What is the number of lines in these entries that include "completed"? Write that number and no other text.

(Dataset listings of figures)
++++++++++++++++++++

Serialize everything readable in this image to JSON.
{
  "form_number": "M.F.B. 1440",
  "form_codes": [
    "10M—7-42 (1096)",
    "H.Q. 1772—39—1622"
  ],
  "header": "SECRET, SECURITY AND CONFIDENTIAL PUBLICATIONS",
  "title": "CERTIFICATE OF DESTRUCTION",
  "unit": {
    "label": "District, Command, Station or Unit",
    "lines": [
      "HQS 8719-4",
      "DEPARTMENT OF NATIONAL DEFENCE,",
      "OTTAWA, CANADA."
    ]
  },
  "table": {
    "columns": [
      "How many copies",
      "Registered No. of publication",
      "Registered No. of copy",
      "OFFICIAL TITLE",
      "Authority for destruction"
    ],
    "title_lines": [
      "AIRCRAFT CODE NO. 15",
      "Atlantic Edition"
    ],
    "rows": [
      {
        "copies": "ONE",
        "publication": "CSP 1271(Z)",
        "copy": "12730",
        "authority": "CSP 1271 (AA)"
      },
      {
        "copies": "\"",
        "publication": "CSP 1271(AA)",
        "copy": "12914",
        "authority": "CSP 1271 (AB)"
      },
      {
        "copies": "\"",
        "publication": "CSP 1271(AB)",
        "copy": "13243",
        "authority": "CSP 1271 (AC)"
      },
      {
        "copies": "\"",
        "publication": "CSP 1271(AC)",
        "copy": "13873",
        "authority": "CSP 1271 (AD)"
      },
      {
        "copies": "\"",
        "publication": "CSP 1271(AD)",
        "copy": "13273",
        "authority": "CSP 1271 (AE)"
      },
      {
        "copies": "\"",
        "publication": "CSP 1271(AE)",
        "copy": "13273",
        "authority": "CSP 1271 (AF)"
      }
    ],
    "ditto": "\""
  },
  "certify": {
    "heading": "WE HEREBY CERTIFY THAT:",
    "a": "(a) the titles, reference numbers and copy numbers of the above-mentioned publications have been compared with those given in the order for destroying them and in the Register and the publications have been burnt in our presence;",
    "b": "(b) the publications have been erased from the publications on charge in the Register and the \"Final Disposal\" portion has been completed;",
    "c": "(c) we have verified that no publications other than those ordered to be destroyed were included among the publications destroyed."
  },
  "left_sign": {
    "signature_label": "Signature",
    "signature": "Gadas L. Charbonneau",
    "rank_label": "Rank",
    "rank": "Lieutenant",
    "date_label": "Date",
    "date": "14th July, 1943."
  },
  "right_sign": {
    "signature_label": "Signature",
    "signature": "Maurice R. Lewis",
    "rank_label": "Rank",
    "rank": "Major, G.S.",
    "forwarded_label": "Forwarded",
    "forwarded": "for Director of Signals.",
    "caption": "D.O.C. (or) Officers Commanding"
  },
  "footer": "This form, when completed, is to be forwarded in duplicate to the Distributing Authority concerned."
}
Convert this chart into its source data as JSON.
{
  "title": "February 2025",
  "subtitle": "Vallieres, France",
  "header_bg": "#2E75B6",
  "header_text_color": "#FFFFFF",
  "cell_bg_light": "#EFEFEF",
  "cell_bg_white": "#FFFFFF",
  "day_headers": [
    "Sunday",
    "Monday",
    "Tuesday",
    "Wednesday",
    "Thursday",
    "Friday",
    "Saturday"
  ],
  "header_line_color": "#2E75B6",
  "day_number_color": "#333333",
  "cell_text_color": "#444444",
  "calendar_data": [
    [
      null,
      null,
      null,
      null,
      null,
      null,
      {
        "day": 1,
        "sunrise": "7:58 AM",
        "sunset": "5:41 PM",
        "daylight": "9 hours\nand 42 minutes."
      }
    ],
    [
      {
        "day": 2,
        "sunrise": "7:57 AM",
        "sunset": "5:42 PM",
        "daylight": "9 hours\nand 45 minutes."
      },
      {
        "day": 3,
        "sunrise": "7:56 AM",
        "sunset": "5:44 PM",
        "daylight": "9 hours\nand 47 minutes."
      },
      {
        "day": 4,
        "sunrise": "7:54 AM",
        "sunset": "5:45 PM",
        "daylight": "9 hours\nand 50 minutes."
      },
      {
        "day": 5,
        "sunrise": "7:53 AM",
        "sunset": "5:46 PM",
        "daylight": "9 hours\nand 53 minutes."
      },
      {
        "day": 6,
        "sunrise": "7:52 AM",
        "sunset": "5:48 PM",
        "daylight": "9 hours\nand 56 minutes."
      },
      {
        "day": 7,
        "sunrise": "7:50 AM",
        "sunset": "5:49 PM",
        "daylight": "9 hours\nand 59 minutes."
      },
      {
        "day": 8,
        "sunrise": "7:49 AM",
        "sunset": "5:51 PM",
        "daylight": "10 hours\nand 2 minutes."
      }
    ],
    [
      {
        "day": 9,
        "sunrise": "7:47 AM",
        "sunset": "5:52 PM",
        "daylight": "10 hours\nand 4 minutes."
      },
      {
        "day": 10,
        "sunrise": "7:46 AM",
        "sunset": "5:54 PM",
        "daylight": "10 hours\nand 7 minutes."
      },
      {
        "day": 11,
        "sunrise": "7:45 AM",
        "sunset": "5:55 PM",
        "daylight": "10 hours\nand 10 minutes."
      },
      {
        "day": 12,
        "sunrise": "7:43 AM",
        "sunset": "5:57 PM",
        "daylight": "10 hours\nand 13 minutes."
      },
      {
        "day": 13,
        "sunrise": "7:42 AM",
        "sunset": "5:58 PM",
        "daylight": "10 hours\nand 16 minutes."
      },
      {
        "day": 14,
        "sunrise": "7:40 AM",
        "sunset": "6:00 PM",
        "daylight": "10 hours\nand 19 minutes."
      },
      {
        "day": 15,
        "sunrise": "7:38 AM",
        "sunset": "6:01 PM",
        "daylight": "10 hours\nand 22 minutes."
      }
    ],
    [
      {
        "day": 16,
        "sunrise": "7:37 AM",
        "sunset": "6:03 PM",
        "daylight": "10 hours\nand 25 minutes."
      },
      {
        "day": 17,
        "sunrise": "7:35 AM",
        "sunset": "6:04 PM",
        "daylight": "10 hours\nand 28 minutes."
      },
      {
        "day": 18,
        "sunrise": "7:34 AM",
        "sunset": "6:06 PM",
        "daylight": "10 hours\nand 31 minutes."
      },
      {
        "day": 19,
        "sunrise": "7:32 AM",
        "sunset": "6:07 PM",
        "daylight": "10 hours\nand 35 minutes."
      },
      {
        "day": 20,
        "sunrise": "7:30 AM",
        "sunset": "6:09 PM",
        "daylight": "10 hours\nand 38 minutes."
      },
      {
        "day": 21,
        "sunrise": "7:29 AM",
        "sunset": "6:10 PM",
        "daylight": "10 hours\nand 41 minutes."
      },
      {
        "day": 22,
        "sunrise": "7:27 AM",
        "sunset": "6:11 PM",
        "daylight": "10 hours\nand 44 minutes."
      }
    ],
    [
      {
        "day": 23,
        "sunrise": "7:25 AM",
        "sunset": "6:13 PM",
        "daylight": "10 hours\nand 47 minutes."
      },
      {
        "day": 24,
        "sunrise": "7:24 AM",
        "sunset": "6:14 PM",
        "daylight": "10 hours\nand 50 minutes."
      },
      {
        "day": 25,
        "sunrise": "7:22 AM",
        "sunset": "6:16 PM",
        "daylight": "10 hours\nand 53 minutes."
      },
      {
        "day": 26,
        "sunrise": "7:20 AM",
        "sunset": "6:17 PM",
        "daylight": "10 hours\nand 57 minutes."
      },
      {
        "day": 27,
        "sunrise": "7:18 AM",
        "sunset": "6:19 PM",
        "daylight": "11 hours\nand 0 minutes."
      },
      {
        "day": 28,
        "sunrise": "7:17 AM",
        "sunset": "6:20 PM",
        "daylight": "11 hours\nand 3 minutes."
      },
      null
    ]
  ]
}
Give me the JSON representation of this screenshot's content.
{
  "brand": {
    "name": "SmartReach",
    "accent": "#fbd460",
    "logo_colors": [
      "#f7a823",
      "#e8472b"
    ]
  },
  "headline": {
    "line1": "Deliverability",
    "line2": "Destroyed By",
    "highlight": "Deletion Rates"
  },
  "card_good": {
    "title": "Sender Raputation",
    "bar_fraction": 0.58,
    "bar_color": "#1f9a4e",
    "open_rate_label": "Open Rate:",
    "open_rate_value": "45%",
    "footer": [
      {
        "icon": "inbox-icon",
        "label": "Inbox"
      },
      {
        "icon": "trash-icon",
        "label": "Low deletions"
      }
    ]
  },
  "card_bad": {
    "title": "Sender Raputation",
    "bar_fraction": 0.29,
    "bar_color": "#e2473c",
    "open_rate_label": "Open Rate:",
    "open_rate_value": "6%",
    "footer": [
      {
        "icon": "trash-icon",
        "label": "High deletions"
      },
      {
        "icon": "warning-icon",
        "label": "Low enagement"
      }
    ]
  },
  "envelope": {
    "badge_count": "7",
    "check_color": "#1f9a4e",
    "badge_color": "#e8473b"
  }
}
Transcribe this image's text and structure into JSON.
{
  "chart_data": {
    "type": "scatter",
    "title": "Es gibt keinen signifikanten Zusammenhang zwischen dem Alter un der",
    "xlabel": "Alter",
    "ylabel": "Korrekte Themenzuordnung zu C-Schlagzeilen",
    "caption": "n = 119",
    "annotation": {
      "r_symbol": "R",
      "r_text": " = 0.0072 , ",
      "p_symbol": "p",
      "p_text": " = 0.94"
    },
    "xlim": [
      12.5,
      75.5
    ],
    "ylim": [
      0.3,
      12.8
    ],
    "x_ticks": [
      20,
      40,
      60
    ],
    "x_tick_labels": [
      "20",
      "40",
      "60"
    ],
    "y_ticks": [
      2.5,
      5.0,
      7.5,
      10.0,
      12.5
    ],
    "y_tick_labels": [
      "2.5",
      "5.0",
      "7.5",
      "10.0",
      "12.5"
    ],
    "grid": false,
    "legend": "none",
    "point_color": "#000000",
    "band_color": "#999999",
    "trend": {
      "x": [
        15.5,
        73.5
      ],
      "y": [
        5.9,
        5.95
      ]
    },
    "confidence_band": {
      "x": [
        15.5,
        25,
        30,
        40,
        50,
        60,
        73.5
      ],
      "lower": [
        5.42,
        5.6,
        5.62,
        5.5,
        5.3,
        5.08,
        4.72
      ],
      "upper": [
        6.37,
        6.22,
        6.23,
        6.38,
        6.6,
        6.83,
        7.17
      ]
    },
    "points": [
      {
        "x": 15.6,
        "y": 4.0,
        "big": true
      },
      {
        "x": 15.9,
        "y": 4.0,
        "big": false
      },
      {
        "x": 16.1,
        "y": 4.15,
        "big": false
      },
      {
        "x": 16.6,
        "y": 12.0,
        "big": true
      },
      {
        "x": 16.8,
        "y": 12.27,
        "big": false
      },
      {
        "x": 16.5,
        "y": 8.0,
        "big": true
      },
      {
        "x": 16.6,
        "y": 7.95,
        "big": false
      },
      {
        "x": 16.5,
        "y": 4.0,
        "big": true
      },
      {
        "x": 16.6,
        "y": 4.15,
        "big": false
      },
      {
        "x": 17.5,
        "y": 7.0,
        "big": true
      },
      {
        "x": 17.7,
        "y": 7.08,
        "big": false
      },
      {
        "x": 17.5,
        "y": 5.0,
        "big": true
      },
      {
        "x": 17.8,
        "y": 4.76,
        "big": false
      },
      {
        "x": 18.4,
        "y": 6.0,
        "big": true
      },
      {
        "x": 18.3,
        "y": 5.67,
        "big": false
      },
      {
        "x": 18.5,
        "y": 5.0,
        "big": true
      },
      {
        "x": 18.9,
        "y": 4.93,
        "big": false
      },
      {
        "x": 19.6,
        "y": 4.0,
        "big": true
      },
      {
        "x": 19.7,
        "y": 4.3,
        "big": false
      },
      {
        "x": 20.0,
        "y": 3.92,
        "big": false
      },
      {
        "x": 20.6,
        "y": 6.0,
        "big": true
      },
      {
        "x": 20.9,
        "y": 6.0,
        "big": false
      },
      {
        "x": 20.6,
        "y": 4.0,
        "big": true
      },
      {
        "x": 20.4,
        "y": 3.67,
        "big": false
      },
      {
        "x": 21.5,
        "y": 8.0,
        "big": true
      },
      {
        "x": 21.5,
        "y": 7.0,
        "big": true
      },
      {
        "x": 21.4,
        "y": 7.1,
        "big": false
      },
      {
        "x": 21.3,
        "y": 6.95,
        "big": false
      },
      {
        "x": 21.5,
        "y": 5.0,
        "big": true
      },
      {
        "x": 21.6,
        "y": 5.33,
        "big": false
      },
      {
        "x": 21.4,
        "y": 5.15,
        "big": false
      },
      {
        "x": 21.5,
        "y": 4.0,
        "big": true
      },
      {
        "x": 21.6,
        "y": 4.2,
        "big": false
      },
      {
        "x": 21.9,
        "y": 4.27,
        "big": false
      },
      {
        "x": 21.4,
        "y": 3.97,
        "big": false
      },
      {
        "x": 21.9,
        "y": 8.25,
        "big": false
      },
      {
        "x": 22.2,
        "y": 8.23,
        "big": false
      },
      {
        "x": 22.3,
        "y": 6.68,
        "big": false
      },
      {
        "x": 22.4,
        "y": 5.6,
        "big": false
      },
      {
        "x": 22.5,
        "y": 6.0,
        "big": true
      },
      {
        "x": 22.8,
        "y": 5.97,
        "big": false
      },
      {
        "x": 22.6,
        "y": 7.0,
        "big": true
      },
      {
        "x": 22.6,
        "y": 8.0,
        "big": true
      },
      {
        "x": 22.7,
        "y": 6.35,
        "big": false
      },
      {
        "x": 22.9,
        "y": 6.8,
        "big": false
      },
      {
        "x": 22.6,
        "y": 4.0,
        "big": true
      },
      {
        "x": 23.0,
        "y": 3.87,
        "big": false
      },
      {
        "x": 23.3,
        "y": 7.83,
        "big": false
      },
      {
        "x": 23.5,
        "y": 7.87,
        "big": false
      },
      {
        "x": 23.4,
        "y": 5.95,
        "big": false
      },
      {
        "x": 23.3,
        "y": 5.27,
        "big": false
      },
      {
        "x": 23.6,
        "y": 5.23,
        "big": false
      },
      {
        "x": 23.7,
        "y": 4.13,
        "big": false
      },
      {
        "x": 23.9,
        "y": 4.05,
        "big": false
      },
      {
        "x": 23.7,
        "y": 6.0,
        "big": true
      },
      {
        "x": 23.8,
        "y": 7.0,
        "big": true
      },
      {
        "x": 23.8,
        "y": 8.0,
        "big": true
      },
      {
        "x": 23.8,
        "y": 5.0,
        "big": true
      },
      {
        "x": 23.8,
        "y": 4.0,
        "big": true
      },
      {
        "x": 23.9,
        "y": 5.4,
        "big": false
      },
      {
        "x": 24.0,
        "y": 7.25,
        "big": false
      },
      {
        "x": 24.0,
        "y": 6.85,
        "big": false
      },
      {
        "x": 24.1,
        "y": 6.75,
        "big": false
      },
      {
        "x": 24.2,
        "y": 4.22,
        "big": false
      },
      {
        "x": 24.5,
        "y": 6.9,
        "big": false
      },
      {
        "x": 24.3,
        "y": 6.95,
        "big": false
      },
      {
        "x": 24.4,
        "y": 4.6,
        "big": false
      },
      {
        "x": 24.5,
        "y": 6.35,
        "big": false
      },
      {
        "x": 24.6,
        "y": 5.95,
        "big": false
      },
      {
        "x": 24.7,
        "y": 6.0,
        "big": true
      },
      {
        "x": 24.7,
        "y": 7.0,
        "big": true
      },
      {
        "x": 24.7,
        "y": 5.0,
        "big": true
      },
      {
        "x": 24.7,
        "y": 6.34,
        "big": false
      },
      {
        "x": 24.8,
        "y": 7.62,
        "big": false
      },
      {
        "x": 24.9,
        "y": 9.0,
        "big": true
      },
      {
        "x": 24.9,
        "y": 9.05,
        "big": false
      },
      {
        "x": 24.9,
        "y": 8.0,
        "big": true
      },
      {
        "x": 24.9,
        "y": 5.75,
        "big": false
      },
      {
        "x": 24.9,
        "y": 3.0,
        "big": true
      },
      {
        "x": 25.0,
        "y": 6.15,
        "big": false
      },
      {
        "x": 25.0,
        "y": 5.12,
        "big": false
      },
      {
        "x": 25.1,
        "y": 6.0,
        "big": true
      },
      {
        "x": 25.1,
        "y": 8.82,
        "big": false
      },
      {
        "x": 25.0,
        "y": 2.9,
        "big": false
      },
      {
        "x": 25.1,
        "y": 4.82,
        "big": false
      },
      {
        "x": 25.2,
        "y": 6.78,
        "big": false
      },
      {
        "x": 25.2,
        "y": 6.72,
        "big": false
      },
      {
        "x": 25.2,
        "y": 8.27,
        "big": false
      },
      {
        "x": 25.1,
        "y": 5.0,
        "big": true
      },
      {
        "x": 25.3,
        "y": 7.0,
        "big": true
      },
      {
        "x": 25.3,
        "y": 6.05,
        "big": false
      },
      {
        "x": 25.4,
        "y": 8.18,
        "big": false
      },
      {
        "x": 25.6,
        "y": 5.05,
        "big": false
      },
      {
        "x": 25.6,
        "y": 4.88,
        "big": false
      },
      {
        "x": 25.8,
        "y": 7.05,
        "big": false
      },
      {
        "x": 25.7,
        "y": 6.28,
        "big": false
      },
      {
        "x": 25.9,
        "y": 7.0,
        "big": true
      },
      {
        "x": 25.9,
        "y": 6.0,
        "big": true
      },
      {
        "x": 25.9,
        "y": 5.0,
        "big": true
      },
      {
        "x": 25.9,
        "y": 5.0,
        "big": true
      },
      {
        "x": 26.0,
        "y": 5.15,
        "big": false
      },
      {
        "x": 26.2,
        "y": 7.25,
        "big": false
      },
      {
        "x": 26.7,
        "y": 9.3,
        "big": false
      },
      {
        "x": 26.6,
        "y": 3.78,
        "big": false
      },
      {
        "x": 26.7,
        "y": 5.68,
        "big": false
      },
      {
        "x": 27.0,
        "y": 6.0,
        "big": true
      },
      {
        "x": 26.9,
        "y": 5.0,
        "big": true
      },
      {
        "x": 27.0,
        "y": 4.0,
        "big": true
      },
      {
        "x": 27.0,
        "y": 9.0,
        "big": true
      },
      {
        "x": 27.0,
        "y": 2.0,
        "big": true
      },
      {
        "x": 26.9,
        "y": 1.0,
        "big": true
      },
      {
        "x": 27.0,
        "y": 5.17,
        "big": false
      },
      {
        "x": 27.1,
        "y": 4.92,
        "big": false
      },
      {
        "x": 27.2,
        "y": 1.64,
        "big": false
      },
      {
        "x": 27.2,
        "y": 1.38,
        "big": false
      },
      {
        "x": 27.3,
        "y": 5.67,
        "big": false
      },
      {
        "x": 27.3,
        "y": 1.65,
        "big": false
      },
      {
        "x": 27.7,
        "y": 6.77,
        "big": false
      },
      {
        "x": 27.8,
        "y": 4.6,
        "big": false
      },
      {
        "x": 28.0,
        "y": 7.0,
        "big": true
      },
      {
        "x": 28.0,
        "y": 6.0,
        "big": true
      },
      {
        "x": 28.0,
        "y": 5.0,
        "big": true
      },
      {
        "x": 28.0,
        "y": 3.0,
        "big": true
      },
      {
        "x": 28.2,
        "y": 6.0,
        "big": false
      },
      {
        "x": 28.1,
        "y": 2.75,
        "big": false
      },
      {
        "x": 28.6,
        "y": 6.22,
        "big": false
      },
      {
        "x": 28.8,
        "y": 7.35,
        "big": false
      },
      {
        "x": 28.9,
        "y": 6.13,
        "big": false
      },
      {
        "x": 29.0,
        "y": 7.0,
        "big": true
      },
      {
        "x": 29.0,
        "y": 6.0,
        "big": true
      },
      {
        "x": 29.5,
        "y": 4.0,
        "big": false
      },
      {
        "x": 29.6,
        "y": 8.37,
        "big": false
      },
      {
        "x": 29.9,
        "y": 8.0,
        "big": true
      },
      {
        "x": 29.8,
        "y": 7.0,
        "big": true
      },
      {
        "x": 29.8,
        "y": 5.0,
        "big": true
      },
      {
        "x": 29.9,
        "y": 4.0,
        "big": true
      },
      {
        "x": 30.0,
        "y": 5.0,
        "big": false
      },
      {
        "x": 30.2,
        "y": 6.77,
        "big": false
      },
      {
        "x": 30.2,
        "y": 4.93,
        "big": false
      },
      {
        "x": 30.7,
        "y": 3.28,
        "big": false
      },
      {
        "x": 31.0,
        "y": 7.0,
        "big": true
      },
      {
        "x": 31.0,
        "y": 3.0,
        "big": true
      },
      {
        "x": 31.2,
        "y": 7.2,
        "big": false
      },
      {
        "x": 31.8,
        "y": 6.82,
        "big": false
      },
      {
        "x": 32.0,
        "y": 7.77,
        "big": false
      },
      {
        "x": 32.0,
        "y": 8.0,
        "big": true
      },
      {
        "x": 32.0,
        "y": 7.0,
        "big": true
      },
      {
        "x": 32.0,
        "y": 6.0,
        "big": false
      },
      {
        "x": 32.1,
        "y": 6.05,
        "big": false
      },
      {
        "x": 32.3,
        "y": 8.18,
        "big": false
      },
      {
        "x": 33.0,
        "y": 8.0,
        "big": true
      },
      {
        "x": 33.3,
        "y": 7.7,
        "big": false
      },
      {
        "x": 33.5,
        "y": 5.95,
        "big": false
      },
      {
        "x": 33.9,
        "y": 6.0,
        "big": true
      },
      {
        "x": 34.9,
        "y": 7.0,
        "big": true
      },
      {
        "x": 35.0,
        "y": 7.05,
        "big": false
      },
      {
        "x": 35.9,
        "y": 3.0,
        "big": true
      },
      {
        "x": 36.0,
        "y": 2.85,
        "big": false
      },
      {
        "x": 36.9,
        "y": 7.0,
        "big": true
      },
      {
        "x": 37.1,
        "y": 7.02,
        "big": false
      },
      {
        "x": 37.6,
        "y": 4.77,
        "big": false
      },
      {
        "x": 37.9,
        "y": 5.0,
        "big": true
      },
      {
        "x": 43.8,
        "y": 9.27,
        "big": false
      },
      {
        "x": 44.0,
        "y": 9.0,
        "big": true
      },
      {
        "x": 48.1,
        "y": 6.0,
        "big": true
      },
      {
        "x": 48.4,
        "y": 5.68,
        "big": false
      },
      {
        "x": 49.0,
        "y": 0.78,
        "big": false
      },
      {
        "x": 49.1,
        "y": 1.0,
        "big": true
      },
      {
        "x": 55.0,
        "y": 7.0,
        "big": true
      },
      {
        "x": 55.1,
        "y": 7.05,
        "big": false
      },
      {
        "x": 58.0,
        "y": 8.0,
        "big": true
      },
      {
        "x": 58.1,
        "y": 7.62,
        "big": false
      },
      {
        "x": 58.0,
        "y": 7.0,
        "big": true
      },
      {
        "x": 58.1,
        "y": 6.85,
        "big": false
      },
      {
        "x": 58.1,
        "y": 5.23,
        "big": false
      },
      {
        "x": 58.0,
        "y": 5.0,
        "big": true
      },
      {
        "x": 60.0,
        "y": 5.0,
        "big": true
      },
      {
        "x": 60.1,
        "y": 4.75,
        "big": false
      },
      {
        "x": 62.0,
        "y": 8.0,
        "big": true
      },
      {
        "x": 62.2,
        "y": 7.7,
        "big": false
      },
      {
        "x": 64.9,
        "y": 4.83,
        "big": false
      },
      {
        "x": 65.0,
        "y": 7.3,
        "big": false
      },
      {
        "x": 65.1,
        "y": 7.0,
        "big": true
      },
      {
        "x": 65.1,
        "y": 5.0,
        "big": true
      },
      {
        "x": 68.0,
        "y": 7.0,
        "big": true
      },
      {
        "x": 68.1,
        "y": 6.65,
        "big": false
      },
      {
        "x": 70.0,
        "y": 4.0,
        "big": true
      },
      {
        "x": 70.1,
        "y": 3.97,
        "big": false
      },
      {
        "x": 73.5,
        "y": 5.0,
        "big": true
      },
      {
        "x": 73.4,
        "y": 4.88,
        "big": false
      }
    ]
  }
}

++++++++++++++++++++

• **TASK RESPONSE**:
2